Through a series of experiments measuring the rate of chemosynthesis (sulfide consumption rate), it was revealed that the rate in epibionts significantly increased when water current was produced. Then, living S. crosnieri individuals were shown to produce an endogenous water flow to the ventral setae through elegant current visualisation using fluorescent particles. Finally, behavioral experiment indicated that S. crosnieri likely exhibit rheotaxis in its natural habitat, meaning it uses existing water current in addition to self-generated ones to increase the productivity of its epibionts = food.

Endogenous water flow generated by S. crosnieri, left: artist’s impression (by Emi Hada) and right: visualisation of the actual current speed generated

Watsuji T, Tsubaki R, Chen C, Nagai Y, Nakagawa S, Yamamoto M, Nishiura D, Toyofuku T, Takai K (2017). Cultivation mutualism between a deep-sea vent galatheid crab and chemosynthetic epibionts. Deep-Sea Research Part I: Oceanographic Research Papers, 127: 13-20. DOI: 10.1016/j.dsr.2017.04.012

New paper on adaptation of vent/seep scale worms published!

New co-authored paper on the adaptation and evolution of vent scale worms (polynoid polychaetes) published in Scientific Reports! The article is open access and free to read here: http://www.nature.com/articles/srep46205

Scale worms inhabit a great variety of environments ranging from very shallow water down to kilometres deep and are often an important member of chemosynthetic ecosystems such as vents, often living in close proximity to hot black smokers. In this study, we sequenced the transcriptomes of two deep-sea scale worms inhabiting hydrothermal vents and hydrocarbon seeps and one shallow water counterpart that was rather closely related. By comparing the three transcriptomes, we were able to elucidate selective amino acid usage, positively selected genes, highly expressed genes, and potentially duplicated genes, thereby shedding light on how the scale worms evolved to become successful members of deep-sea chemosynthetic communities. These are the first deep-sea scale worm transcriptomes ever reported.

_SUPPLIED ENTRIES_
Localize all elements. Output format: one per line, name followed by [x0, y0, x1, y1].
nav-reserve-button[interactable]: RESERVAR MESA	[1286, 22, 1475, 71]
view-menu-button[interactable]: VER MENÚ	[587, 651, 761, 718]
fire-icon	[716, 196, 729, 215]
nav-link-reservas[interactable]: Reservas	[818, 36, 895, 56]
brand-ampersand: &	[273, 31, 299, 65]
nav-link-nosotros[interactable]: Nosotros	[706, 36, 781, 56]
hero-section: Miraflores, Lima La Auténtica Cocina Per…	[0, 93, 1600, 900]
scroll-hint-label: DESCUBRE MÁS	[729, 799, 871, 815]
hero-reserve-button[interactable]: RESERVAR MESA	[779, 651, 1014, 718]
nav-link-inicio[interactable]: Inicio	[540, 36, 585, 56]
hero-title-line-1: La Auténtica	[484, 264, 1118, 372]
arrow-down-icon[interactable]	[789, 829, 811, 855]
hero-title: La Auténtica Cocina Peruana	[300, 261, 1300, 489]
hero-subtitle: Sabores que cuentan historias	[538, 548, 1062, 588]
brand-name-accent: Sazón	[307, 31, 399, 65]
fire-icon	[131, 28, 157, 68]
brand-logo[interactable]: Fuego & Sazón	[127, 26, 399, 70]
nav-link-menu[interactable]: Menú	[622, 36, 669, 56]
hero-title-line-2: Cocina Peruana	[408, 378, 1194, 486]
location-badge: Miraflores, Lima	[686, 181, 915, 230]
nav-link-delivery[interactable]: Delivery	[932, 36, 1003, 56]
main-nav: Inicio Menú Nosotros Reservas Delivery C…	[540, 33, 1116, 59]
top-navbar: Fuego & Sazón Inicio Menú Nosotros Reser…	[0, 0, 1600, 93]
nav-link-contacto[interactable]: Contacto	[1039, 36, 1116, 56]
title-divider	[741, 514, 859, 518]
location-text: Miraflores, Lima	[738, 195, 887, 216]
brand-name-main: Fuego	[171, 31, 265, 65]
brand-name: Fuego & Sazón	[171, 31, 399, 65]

_PROBLEMS TO SOLVE_
[A] Can you retype the stretch from "Watsuji T, Tsubaki" through "scale worms published!" in the deep-sea vent research excerpt, word for word?
[B] How would the deep-sea vent research excerpt go on after its final sentence? Write the next part.

_WRITTEN ANSWERS_
[A]
Watsuji T, Tsubaki R, Chen C, Nagai Y, Nakagawa S, Yamamoto M, Nishiura D, Toyofuku T, Takai K (2017). Cultivation mutualism between a deep-sea vent galatheid crab and chemosynthetic epibionts. Deep-Sea Research Part I: Oceanographic Research Papers, 127: 13-20. DOI: 10.1016/j.dsr.2017.04.012

New paper on adaptation of vent/seep scale worms published!

[B]
Highly expressed genes in B. pettiboneae (vent/seep), Lepidonotopodium sp. (vent) and H. imbricata (shallow water relative).(a) Percentage of genes participated in different cellular processes. (b) Expression level for gene groups participated in different cellular processes.

Most significant among our findings was the significance of genes related to haemoglobin. The two deep-sea polynoids chosen for this study, in the genera Branchipolynoe and Lepidonotopodium, are shown to have adopted different yet equally effective ways to cope with the oxygen-poor chemosynthetic ecosystems. Branchipolynoe rapidly evolved a novel tetra-domain haemoglobin which is highly effective in oxygen transport, whereas Lepidonotopodium increased the expression levels of standard single-domain haemoglobin to four times as high as Branchipolynoe. These results indicate that dealing with hypoxic environment is a key element in becoming successful in deep-sea vents and seeps.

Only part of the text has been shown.